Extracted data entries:
__________________________________________________

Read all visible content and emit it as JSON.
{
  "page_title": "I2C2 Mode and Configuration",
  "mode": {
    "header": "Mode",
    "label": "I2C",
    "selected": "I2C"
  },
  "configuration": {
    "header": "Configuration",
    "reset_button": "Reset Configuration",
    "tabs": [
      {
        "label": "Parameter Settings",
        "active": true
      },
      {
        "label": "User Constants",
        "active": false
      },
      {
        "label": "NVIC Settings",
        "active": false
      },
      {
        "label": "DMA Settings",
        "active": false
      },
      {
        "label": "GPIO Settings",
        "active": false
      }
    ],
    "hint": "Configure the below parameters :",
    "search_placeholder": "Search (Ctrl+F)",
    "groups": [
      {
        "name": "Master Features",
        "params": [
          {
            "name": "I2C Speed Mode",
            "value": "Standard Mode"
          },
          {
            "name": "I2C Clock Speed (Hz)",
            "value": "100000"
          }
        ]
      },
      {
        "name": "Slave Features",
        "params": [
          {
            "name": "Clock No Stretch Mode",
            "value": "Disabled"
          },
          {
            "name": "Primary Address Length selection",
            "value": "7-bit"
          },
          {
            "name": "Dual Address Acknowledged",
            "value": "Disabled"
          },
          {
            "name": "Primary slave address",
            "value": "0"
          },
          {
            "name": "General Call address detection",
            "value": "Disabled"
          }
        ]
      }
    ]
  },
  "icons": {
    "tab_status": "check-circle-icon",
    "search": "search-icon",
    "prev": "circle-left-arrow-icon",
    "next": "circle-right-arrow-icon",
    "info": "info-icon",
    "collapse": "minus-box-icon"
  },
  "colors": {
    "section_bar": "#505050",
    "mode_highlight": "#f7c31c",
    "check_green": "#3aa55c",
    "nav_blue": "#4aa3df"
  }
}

__________________________________________________

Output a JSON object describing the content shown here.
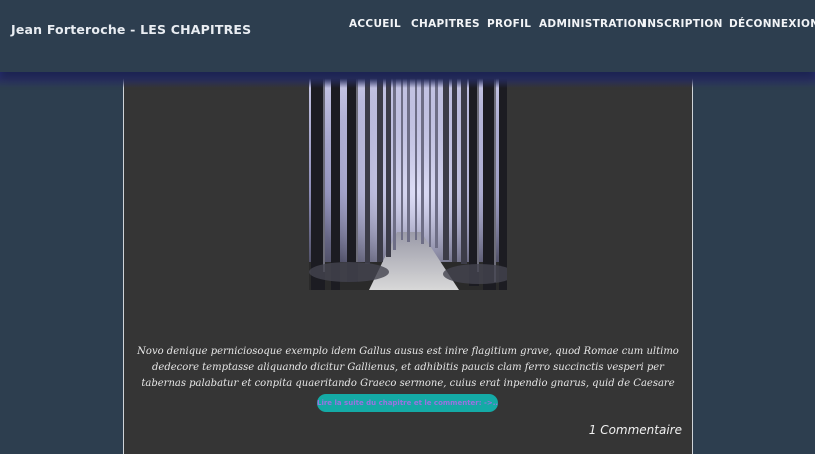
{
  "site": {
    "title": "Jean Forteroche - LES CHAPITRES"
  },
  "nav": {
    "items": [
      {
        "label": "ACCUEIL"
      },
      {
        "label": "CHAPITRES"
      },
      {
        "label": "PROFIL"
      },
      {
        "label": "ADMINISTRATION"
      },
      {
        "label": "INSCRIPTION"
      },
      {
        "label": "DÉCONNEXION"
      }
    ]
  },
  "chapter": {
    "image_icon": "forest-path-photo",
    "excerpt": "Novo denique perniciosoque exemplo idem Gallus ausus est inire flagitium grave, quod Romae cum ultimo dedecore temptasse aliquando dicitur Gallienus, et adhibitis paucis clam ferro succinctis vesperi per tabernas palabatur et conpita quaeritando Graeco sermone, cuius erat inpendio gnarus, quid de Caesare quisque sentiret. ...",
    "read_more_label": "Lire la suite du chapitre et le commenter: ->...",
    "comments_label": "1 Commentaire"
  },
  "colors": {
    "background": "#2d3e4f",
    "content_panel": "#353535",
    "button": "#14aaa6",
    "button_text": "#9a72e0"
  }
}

__________________________________________________

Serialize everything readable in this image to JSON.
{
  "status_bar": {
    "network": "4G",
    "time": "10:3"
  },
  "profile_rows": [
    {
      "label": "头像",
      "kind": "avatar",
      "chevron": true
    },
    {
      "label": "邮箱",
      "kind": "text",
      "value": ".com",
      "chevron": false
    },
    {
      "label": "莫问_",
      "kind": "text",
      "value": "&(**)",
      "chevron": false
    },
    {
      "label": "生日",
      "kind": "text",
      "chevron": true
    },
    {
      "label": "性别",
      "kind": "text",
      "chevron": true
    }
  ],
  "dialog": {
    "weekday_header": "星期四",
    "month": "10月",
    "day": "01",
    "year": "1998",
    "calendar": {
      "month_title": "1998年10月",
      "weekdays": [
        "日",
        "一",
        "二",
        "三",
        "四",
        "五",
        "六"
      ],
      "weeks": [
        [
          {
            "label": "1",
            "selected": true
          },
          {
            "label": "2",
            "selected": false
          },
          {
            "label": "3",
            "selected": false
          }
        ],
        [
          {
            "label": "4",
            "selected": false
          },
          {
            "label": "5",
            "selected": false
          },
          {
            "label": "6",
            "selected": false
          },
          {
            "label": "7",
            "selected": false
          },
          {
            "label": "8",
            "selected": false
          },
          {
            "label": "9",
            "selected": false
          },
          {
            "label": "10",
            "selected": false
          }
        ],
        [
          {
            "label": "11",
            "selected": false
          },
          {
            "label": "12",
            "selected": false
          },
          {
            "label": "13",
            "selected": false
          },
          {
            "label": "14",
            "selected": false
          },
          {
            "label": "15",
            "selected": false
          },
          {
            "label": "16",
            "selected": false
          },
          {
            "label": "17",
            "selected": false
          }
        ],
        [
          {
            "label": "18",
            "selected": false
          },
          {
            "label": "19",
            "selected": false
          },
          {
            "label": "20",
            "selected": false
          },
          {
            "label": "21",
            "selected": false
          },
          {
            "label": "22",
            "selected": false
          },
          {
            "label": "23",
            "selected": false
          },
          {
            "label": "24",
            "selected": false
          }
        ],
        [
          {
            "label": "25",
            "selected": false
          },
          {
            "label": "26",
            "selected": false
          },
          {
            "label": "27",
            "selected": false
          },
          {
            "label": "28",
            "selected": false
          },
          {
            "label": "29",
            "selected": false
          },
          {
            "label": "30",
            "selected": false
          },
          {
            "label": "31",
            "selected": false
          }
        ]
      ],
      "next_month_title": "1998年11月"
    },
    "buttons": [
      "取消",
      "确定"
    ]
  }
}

__________________________________________________

▶ **PROMPT**: Copy every line from the records above that contains the word "Settings".

▶ **OUTPUT OF THE EXERCISE**:
        "label": "Parameter Settings",
        "label": "NVIC Settings",
        "label": "DMA Settings",
        "label": "GPIO Settings",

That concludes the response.